[Region annotation records]
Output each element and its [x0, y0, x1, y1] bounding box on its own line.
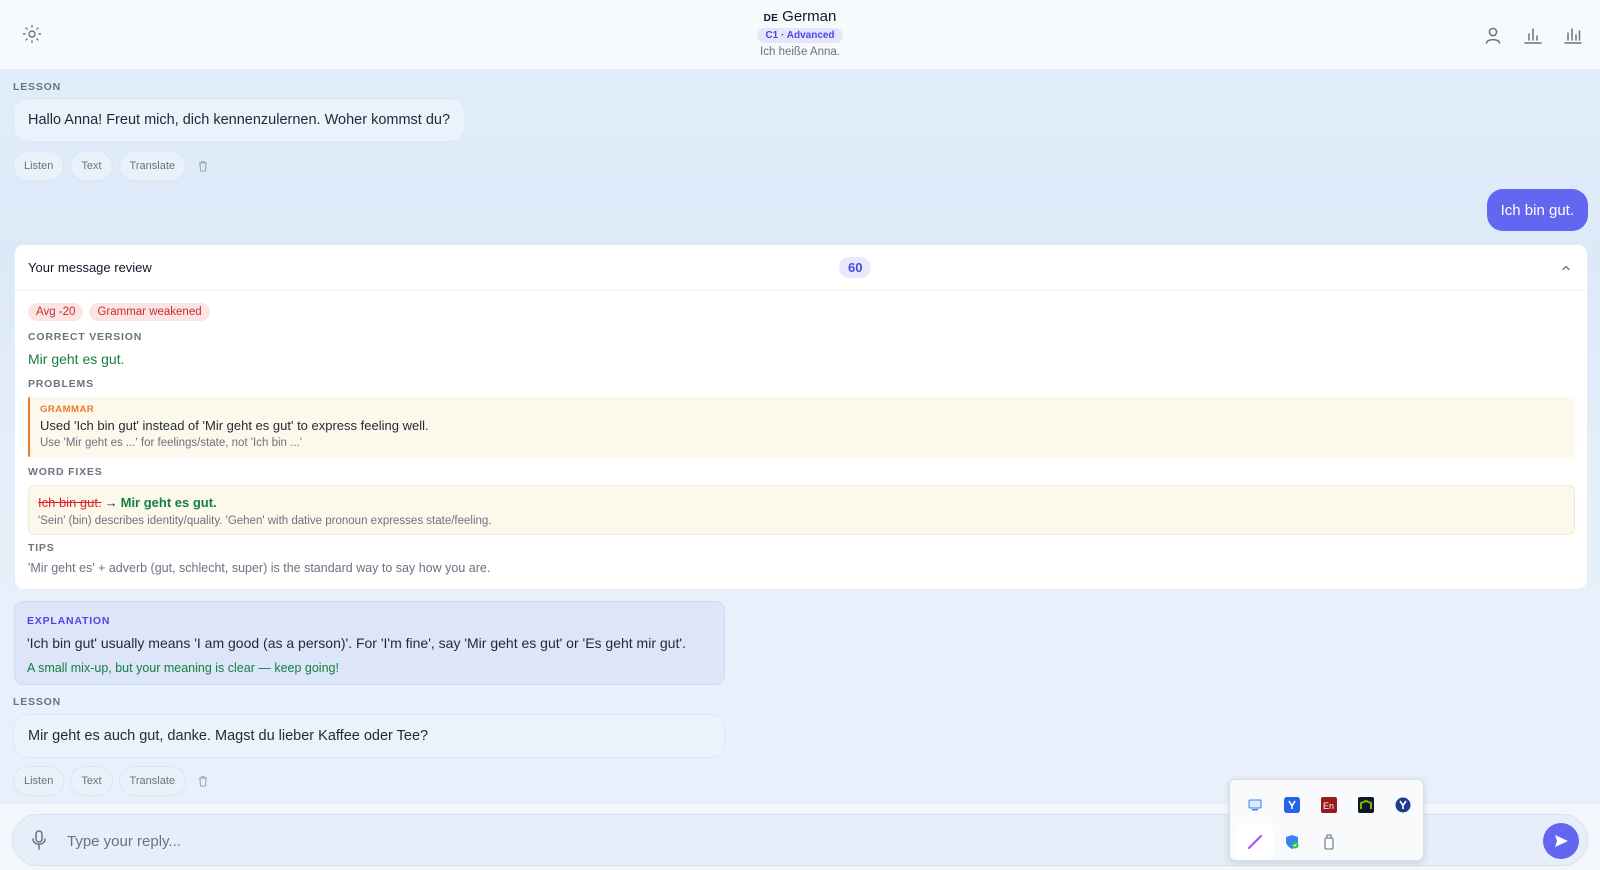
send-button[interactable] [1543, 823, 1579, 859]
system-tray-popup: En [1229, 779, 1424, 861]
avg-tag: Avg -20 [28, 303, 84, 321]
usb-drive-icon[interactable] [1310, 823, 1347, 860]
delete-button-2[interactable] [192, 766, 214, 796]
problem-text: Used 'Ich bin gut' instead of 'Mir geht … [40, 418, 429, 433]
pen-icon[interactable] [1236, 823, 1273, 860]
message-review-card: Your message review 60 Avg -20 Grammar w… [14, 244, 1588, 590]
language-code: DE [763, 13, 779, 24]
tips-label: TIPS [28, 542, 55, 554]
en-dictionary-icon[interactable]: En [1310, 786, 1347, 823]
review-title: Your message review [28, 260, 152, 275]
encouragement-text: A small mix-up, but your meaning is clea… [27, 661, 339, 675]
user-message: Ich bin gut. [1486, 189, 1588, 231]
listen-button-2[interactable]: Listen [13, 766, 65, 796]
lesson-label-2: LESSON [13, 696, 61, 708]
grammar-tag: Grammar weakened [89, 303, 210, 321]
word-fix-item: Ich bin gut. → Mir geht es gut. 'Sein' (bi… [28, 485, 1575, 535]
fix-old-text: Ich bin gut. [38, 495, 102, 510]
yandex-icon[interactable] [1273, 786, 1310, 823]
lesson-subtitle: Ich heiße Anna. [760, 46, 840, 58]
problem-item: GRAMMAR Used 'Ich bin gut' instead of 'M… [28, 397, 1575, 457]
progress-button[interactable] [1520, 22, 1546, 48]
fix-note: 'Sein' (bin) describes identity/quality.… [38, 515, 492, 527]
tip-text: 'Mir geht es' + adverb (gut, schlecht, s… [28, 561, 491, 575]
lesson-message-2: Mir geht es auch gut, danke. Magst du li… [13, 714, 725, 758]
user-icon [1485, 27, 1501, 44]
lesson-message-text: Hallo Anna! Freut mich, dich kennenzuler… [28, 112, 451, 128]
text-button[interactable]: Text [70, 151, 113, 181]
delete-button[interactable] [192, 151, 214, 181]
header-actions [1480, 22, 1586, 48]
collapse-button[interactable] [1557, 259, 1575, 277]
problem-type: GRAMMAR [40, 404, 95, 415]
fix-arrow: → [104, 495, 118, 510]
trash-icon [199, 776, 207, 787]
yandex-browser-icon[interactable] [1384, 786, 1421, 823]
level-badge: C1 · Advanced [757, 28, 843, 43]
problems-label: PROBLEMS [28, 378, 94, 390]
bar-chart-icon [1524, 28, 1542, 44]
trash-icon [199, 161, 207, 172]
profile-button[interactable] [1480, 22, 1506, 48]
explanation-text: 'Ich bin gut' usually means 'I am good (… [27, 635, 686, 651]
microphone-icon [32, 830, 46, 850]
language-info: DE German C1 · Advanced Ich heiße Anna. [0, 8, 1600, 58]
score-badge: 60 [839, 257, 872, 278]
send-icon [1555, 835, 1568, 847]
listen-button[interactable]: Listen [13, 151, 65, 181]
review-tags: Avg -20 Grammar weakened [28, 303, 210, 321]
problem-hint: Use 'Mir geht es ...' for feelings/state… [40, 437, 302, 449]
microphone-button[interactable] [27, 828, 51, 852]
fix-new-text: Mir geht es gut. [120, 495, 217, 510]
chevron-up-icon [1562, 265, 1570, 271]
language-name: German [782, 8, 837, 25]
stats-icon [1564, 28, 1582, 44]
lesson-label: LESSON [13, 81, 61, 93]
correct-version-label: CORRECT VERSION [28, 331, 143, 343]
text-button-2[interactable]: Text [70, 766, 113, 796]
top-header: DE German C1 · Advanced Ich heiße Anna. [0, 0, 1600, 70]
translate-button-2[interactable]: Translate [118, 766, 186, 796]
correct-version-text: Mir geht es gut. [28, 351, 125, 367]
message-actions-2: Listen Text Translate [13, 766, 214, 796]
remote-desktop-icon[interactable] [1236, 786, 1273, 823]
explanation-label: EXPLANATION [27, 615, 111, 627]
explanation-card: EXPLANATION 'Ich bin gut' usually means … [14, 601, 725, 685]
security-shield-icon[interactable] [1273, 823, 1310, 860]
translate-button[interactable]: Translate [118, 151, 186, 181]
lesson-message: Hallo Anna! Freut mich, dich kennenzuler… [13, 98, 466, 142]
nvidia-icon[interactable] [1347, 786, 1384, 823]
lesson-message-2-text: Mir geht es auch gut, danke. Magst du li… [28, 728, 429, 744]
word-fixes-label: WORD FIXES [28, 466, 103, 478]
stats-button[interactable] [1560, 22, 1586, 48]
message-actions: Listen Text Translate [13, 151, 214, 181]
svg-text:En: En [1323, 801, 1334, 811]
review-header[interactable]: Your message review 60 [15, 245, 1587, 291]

==

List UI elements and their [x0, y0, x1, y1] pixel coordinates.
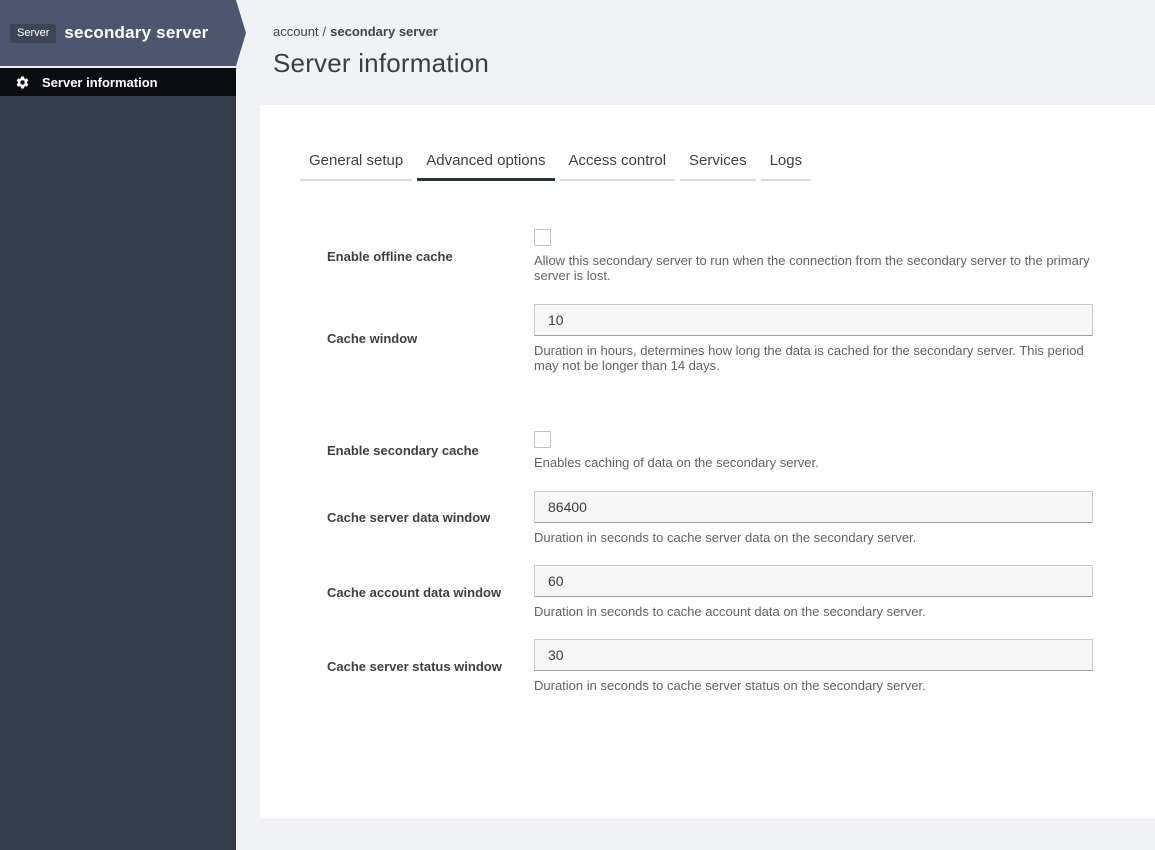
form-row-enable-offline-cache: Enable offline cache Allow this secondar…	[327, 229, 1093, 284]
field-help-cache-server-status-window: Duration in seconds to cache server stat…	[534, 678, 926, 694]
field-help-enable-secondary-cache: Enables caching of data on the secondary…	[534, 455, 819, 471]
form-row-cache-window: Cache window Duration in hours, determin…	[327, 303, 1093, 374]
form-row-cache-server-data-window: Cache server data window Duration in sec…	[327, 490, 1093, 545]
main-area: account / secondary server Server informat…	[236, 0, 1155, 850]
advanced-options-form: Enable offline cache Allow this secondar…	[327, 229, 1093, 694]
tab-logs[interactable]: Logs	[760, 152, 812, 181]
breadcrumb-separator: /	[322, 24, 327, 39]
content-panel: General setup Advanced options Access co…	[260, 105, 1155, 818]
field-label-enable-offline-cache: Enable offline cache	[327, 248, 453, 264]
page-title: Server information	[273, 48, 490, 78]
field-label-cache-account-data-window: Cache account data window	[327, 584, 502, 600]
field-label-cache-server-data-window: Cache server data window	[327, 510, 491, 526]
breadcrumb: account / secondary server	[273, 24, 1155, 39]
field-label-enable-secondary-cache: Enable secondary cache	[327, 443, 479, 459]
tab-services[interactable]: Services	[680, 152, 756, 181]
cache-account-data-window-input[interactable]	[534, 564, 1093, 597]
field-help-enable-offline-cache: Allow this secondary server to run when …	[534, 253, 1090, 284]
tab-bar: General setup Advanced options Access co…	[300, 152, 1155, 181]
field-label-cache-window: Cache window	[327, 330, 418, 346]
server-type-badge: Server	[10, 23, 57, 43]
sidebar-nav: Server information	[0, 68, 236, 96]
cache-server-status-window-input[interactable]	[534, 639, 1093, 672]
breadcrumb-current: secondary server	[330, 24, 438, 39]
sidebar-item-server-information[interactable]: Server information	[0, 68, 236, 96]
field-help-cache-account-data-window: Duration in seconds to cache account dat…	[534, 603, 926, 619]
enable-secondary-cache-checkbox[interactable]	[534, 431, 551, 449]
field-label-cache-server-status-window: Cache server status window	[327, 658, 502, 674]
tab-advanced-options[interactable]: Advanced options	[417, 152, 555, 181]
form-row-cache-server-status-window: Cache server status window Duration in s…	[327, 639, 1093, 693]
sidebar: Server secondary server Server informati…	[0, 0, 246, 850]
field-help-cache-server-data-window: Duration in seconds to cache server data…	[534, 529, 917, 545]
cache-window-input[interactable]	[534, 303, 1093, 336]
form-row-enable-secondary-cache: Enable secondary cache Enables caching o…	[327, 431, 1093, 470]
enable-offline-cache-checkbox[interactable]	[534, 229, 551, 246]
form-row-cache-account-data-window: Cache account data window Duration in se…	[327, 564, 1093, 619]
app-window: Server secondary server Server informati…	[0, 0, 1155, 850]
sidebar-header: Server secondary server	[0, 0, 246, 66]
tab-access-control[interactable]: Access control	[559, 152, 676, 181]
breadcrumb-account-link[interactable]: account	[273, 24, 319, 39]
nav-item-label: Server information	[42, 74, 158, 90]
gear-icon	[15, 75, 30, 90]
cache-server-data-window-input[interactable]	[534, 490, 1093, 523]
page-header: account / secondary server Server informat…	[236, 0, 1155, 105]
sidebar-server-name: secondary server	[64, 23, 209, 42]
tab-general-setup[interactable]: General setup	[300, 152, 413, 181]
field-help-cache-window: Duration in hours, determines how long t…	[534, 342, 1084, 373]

§ **Short problem**
Retype, without any change, everything in the material from the line containing "send-button[interactable] [1543, 823, 1579, 859]" down to the line containing "delete-button-2[interactable] [192, 766, 214, 796]", including both of those lines.

§ **Output below**
send-button[interactable] [1543, 823, 1579, 859]
system-tray-popup: En [1229, 779, 1424, 861]
avg-tag: Avg -20 [28, 303, 84, 321]
usb-drive-icon[interactable] [1310, 823, 1347, 860]
delete-button-2[interactable] [192, 766, 214, 796]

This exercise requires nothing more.